** START Input records **

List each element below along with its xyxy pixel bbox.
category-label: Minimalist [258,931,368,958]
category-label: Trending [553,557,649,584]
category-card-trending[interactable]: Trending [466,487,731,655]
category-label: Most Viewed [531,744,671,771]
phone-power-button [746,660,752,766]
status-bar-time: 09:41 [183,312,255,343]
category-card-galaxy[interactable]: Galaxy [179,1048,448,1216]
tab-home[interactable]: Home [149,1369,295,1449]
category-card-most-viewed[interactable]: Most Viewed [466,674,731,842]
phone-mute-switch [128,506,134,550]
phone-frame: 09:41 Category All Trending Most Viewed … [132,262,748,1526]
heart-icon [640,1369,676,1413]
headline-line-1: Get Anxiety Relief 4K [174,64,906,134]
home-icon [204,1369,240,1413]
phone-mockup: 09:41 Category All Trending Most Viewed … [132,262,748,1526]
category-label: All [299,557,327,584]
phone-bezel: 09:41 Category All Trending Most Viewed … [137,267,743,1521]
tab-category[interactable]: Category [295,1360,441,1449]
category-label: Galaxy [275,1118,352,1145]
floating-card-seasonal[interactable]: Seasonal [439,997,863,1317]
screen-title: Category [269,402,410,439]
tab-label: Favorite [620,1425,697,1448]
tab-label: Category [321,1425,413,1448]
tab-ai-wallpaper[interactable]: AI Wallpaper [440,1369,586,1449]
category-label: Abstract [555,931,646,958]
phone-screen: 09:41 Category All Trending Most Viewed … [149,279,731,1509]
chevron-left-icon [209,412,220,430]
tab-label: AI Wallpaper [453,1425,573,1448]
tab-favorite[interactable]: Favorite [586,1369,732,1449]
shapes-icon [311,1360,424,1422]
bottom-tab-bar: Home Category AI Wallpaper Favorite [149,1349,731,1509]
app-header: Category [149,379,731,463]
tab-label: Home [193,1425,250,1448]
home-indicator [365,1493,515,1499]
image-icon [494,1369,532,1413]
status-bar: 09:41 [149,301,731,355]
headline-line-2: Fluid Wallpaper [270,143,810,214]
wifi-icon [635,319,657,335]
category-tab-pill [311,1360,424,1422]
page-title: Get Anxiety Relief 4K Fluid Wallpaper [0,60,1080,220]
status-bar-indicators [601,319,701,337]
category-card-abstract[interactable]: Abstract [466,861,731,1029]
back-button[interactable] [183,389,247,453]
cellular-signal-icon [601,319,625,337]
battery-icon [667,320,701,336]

** END Input records **
** START Input records **

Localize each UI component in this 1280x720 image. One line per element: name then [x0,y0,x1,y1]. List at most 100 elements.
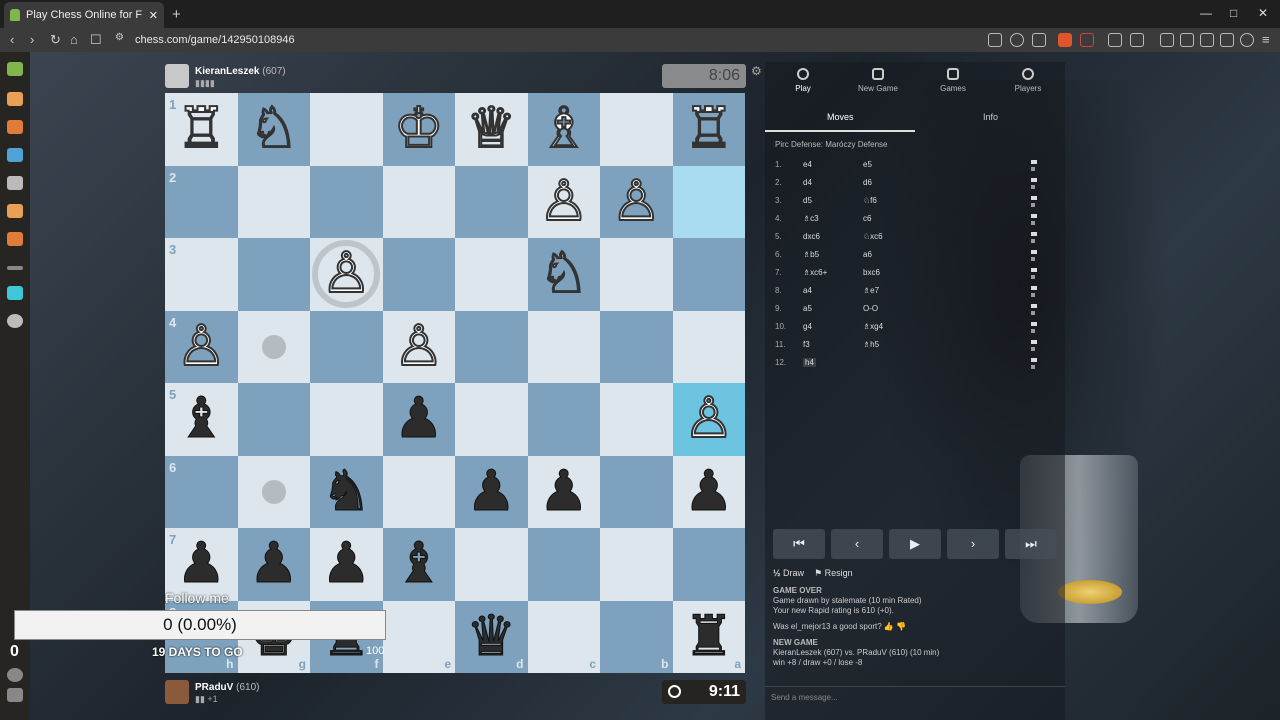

** END Input records **
** START Input records **

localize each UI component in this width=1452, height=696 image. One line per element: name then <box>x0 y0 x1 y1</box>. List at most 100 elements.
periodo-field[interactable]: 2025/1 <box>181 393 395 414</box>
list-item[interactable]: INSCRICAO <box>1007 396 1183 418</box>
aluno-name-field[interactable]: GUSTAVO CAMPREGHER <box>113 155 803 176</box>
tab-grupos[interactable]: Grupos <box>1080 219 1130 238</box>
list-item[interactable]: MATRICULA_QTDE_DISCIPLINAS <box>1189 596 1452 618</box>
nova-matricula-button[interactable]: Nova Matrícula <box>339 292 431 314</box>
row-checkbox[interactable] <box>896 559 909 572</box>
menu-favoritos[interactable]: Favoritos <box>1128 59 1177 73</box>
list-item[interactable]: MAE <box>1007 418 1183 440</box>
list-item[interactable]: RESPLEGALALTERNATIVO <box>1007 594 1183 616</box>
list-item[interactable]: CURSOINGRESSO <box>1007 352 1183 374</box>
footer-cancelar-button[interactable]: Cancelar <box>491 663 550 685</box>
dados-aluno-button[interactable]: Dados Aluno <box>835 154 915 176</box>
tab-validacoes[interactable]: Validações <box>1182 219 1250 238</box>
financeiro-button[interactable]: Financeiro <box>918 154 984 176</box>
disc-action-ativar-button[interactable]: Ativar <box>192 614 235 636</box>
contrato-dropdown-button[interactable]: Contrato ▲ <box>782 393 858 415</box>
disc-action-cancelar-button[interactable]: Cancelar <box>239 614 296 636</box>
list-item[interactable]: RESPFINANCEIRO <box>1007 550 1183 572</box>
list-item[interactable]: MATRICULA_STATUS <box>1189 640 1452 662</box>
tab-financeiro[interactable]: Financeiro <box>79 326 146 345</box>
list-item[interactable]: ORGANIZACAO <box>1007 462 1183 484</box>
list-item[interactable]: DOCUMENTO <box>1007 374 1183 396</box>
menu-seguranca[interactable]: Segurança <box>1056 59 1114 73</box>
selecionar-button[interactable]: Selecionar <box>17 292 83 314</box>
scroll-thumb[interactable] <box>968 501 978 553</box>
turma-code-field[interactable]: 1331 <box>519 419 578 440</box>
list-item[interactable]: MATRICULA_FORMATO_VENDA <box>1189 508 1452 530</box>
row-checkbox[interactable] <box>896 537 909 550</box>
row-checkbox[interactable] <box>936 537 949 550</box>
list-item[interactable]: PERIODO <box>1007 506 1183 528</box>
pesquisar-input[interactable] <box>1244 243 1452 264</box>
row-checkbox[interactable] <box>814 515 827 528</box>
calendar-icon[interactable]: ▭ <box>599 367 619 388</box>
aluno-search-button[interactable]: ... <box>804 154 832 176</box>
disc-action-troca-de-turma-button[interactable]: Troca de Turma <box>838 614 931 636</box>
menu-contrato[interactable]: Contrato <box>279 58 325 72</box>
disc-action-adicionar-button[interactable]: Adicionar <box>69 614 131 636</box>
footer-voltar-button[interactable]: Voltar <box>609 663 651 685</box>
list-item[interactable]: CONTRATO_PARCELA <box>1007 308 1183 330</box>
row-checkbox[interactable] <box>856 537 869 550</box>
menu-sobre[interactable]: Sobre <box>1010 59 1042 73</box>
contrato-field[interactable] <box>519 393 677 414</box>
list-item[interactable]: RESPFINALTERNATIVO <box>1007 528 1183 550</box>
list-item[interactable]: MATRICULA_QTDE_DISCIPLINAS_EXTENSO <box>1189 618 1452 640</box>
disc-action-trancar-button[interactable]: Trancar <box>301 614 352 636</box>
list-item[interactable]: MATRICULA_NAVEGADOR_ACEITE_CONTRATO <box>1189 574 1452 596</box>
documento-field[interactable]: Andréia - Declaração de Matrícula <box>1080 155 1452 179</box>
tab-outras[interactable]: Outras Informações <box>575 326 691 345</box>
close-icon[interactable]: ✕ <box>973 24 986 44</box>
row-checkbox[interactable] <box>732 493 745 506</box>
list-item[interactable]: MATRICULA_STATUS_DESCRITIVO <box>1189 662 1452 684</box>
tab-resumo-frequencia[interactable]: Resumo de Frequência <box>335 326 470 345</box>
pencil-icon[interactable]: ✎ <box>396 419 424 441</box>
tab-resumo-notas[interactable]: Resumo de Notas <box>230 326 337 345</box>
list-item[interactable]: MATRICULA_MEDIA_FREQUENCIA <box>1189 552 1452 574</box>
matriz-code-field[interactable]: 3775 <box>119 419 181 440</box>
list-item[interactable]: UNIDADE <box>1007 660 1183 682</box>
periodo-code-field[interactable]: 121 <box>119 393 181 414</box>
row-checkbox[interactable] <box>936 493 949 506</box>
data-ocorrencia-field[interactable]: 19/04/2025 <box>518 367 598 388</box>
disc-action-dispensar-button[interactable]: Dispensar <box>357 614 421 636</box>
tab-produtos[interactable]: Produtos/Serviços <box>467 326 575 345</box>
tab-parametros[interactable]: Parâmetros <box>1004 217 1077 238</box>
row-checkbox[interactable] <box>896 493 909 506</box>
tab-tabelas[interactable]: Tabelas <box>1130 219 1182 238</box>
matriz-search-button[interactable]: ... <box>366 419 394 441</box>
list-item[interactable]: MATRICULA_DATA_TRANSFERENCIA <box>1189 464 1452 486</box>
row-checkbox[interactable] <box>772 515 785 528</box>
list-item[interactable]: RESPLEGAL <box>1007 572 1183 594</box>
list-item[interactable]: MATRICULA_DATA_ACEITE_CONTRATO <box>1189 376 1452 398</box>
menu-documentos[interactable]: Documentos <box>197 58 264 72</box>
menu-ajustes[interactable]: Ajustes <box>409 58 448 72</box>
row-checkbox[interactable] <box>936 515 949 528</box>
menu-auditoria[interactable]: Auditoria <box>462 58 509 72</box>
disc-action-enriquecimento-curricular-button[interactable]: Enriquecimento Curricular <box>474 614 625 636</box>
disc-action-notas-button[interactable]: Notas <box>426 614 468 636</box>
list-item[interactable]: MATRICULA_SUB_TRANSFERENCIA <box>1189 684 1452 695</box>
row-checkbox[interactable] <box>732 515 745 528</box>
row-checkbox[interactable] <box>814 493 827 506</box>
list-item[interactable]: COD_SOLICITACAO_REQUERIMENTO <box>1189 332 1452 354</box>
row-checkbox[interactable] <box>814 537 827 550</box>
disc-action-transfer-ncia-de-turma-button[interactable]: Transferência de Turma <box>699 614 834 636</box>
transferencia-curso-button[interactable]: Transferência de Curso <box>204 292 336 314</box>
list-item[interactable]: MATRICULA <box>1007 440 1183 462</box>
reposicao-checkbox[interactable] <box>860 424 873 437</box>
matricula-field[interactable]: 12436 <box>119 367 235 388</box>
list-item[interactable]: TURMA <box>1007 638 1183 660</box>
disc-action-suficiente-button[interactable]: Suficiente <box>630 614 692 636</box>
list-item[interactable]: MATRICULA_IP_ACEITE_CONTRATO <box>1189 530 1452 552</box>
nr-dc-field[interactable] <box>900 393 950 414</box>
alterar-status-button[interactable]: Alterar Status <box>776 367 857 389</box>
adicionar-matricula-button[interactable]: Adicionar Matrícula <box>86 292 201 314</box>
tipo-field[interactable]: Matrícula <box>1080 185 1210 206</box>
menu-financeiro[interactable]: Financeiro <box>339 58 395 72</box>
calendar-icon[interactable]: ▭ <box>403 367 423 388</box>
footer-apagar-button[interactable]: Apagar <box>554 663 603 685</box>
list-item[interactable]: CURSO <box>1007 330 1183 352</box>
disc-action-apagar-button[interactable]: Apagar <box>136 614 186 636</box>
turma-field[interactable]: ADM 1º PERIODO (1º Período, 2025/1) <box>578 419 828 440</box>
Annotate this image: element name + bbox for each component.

** END Input records **

• What you have to do
Please change "category-label" to "category-title" in the listing from the line with "List each element" to the line with "phone-power-button [746,660,752,766]", leaving everything else unchanged. Return only those lines.

• Written answer
List each element below along with its xyxy pixel bbox.
category-title: Minimalist [258,931,368,958]
category-title: Trending [553,557,649,584]
category-card-trending[interactable]: Trending [466,487,731,655]
category-title: Most Viewed [531,744,671,771]
phone-power-button [746,660,752,766]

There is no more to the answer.